--- INPUT DATA ---
***

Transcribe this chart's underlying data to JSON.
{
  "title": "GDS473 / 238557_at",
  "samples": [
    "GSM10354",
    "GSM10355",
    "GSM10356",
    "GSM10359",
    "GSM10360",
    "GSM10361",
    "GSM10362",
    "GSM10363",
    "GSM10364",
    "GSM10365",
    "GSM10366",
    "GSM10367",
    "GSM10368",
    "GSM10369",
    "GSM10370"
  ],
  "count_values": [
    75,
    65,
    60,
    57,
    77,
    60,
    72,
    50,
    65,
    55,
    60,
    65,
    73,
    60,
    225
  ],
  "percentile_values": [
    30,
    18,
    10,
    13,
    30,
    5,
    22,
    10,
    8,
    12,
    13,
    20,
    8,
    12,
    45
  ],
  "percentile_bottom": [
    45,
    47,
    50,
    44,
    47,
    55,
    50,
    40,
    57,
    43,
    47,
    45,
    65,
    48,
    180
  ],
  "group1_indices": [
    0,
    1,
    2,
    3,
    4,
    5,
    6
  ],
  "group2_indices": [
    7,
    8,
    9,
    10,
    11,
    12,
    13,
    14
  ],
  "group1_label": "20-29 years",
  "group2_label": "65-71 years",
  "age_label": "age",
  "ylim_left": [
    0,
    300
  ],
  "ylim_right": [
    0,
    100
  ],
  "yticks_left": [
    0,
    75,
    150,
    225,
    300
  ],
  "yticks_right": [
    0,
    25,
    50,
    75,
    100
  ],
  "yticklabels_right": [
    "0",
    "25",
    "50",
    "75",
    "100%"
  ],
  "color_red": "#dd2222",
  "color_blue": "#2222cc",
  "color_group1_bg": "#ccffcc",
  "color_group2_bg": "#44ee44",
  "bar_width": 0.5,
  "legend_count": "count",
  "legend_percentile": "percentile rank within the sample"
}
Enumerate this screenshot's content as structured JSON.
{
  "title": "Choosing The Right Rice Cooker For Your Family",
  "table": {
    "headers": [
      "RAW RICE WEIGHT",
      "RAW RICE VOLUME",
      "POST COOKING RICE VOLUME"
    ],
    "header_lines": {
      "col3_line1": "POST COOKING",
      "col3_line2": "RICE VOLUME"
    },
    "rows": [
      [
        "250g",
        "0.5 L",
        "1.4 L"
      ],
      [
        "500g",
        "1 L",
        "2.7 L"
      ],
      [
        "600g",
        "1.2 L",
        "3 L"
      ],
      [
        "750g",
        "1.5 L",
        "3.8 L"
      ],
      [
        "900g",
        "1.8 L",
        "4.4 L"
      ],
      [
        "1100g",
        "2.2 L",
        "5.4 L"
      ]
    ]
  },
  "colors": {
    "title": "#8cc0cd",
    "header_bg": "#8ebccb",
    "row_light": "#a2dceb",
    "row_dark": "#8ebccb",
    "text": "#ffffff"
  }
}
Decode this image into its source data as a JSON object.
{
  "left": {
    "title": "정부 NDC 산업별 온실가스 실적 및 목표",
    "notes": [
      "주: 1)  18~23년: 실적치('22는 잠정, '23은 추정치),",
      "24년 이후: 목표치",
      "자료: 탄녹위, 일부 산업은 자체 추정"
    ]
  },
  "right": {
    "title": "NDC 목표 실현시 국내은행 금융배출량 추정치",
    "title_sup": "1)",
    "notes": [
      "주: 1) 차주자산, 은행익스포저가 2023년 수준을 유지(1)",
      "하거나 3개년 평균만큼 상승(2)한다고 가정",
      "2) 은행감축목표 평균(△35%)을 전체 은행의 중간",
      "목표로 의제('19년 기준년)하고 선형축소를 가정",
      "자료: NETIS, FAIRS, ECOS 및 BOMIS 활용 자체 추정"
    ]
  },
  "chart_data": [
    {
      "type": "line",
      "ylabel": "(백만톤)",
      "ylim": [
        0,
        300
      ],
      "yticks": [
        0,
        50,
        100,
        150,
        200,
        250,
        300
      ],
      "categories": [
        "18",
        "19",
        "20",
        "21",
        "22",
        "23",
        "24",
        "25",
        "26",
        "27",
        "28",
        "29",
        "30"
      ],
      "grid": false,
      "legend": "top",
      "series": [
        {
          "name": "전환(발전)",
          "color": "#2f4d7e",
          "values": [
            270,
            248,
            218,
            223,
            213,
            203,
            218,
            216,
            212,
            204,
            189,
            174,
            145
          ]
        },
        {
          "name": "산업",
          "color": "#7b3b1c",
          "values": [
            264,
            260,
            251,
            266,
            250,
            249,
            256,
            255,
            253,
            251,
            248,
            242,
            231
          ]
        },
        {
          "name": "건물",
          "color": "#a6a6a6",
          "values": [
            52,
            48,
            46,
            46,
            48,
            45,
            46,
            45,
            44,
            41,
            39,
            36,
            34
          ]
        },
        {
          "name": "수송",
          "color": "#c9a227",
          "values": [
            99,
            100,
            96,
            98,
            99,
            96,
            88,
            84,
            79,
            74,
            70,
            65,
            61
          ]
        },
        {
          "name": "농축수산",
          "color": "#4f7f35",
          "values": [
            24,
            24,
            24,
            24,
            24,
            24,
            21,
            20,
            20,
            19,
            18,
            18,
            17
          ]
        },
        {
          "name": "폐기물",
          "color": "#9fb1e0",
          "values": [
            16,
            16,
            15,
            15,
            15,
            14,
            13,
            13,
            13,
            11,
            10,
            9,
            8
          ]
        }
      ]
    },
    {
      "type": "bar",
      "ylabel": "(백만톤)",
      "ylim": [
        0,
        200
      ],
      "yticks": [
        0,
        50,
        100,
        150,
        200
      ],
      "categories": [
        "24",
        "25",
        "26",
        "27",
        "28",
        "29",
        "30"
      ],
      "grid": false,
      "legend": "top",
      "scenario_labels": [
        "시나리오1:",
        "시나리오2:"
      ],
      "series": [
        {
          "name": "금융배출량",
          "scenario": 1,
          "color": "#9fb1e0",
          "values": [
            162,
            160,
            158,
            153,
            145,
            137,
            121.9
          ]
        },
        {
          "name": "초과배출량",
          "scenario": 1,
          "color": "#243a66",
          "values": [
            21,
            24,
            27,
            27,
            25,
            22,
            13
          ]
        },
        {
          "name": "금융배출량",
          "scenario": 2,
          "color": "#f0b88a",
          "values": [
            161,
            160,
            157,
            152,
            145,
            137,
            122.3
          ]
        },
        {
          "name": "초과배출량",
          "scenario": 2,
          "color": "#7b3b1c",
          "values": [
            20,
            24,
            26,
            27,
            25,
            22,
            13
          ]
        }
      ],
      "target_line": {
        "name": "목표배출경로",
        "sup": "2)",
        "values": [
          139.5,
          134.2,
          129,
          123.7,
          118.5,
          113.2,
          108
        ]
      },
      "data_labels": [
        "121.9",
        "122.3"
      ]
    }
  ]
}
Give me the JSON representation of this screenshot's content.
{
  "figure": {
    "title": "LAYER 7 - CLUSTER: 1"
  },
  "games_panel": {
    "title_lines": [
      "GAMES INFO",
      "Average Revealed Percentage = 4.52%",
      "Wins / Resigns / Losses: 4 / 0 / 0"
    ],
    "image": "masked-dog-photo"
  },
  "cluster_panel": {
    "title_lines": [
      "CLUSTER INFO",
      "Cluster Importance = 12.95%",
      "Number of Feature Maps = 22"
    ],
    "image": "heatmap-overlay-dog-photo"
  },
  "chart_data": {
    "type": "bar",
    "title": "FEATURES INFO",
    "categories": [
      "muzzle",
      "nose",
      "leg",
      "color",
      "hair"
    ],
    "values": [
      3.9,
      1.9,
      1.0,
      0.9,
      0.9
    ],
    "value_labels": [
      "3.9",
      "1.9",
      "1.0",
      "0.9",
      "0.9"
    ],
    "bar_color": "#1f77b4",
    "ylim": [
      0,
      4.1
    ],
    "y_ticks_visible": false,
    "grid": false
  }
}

***

--- WORK TO COMPLETE ---
Repeat the data above exactly.

--- TASK RESPONSE ---
Transcribe this chart's underlying data to JSON.
{
  "title": "GDS473 / 238557_at",
  "samples": [
    "GSM10354",
    "GSM10355",
    "GSM10356",
    "GSM10359",
    "GSM10360",
    "GSM10361",
    "GSM10362",
    "GSM10363",
    "GSM10364",
    "GSM10365",
    "GSM10366",
    "GSM10367",
    "GSM10368",
    "GSM10369",
    "GSM10370"
  ],
  "count_values": [
    75,
    65,
    60,
    57,
    77,
    60,
    72,
    50,
    65,
    55,
    60,
    65,
    73,
    60,
    225
  ],
  "percentile_values": [
    30,
    18,
    10,
    13,
    30,
    5,
    22,
    10,
    8,
    12,
    13,
    20,
    8,
    12,
    45
  ],
  "percentile_bottom": [
    45,
    47,
    50,
    44,
    47,
    55,
    50,
    40,
    57,
    43,
    47,
    45,
    65,
    48,
    180
  ],
  "group1_indices": [
    0,
    1,
    2,
    3,
    4,
    5,
    6
  ],
  "group2_indices": [
    7,
    8,
    9,
    10,
    11,
    12,
    13,
    14
  ],
  "group1_label": "20-29 years",
  "group2_label": "65-71 years",
  "age_label": "age",
  "ylim_left": [
    0,
    300
  ],
  "ylim_right": [
    0,
    100
  ],
  "yticks_left": [
    0,
    75,
    150,
    225,
    300
  ],
  "yticks_right": [
    0,
    25,
    50,
    75,
    100
  ],
  "yticklabels_right": [
    "0",
    "25",
    "50",
    "75",
    "100%"
  ],
  "color_red": "#dd2222",
  "color_blue": "#2222cc",
  "color_group1_bg": "#ccffcc",
  "color_group2_bg": "#44ee44",
  "bar_width": 0.5,
  "legend_count": "count",
  "legend_percentile": "percentile rank within the sample"
}
Enumerate this screenshot's content as structured JSON.
{
  "title": "Choosing The Right Rice Cooker For Your Family",
  "table": {
    "headers": [
      "RAW RICE WEIGHT",
      "RAW RICE VOLUME",
      "POST COOKING RICE VOLUME"
    ],
    "header_lines": {
      "col3_line1": "POST COOKING",
      "col3_line2": "RICE VOLUME"
    },
    "rows": [
      [
        "250g",
        "0.5 L",
        "1.4 L"
      ],
      [
        "500g",
        "1 L",
        "2.7 L"
      ],
      [
        "600g",
        "1.2 L",
        "3 L"
      ],
      [
        "750g",
        "1.5 L",
        "3.8 L"
      ],
      [
        "900g",
        "1.8 L",
        "4.4 L"
      ],
      [
        "1100g",
        "2.2 L",
        "5.4 L"
      ]
    ]
  },
  "colors": {
    "title": "#8cc0cd",
    "header_bg": "#8ebccb",
    "row_light": "#a2dceb",
    "row_dark": "#8ebccb",
    "text": "#ffffff"
  }
}
Decode this image into its source data as a JSON object.
{
  "left": {
    "title": "정부 NDC 산업별 온실가스 실적 및 목표",
    "notes": [
      "주: 1)  18~23년: 실적치('22는 잠정, '23은 추정치),",
      "24년 이후: 목표치",
      "자료: 탄녹위, 일부 산업은 자체 추정"
    ]
  },
  "right": {
    "title": "NDC 목표 실현시 국내은행 금융배출량 추정치",
    "title_sup": "1)",
    "notes": [
      "주: 1) 차주자산, 은행익스포저가 2023년 수준을 유지(1)",
      "하거나 3개년 평균만큼 상승(2)한다고 가정",
      "2) 은행감축목표 평균(△35%)을 전체 은행의 중간",
      "목표로 의제('19년 기준년)하고 선형축소를 가정",
      "자료: NETIS, FAIRS, ECOS 및 BOMIS 활용 자체 추정"
    ]
  },
  "chart_data": [
    {
      "type": "line",
      "ylabel": "(백만톤)",
      "ylim": [
        0,
        300
      ],
      "yticks": [
        0,
        50,
        100,
        150,
        200,
        250,
        300
      ],
      "categories": [
        "18",
        "19",
        "20",
        "21",
        "22",
        "23",
        "24",
        "25",
        "26",
        "27",
        "28",
        "29",
        "30"
      ],
      "grid": false,
      "legend": "top",
      "series": [
        {
          "name": "전환(발전)",
          "color": "#2f4d7e",
          "values": [
            270,
            248,
            218,
            223,
            213,
            203,
            218,
            216,
            212,
            204,
            189,
            174,
            145
          ]
        },
        {
          "name": "산업",
          "color": "#7b3b1c",
          "values": [
            264,
            260,
            251,
            266,
            250,
            249,
            256,
            255,
            253,
            251,
            248,
            242,
            231
          ]
        },
        {
          "name": "건물",
          "color": "#a6a6a6",
          "values": [
            52,
            48,
            46,
            46,
            48,
            45,
            46,
            45,
            44,
            41,
            39,
            36,
            34
          ]
        },
        {
          "name": "수송",
          "color": "#c9a227",
          "values": [
            99,
            100,
            96,
            98,
            99,
            96,
            88,
            84,
            79,
            74,
            70,
            65,
            61
          ]
        },
        {
          "name": "농축수산",
          "color": "#4f7f35",
          "values": [
            24,
            24,
            24,
            24,
            24,
            24,
            21,
            20,
            20,
            19,
            18,
            18,
            17
          ]
        },
        {
          "name": "폐기물",
          "color": "#9fb1e0",
          "values": [
            16,
            16,
            15,
            15,
            15,
            14,
            13,
            13,
            13,
            11,
            10,
            9,
            8
          ]
        }
      ]
    },
    {
      "type": "bar",
      "ylabel": "(백만톤)",
      "ylim": [
        0,
        200
      ],
      "yticks": [
        0,
        50,
        100,
        150,
        200
      ],
      "categories": [
        "24",
        "25",
        "26",
        "27",
        "28",
        "29",
        "30"
      ],
      "grid": false,
      "legend": "top",
      "scenario_labels": [
        "시나리오1:",
        "시나리오2:"
      ],
      "series": [
        {
          "name": "금융배출량",
          "scenario": 1,
          "color": "#9fb1e0",
          "values": [
            162,
            160,
            158,
            153,
            145,
            137,
            121.9
          ]
        },
        {
          "name": "초과배출량",
          "scenario": 1,
          "color": "#243a66",
          "values": [
            21,
            24,
            27,
            27,
            25,
            22,
            13
          ]
        },
        {
          "name": "금융배출량",
          "scenario": 2,
          "color": "#f0b88a",
          "values": [
            161,
            160,
            157,
            152,
            145,
            137,
            122.3
          ]
        },
        {
          "name": "초과배출량",
          "scenario": 2,
          "color": "#7b3b1c",
          "values": [
            20,
            24,
            26,
            27,
            25,
            22,
            13
          ]
        }
      ],
      "target_line": {
        "name": "목표배출경로",
        "sup": "2)",
        "values": [
          139.5,
          134.2,
          129,
          123.7,
          118.5,
          113.2,
          108
        ]
      },
      "data_labels": [
        "121.9",
        "122.3"
      ]
    }
  ]
}
Give me the JSON representation of this screenshot's content.
{
  "figure": {
    "title": "LAYER 7 - CLUSTER: 1"
  },
  "games_panel": {
    "title_lines": [
      "GAMES INFO",
      "Average Revealed Percentage = 4.52%",
      "Wins / Resigns / Losses: 4 / 0 / 0"
    ],
    "image": "masked-dog-photo"
  },
  "cluster_panel": {
    "title_lines": [
      "CLUSTER INFO",
      "Cluster Importance = 12.95%",
      "Number of Feature Maps = 22"
    ],
    "image": "heatmap-overlay-dog-photo"
  },
  "chart_data": {
    "type": "bar",
    "title": "FEATURES INFO",
    "categories": [
      "muzzle",
      "nose",
      "leg",
      "color",
      "hair"
    ],
    "values": [
      3.9,
      1.9,
      1.0,
      0.9,
      0.9
    ],
    "value_labels": [
      "3.9",
      "1.9",
      "1.0",
      "0.9",
      "0.9"
    ],
    "bar_color": "#1f77b4",
    "ylim": [
      0,
      4.1
    ],
    "y_ticks_visible": false,
    "grid": false
  }
}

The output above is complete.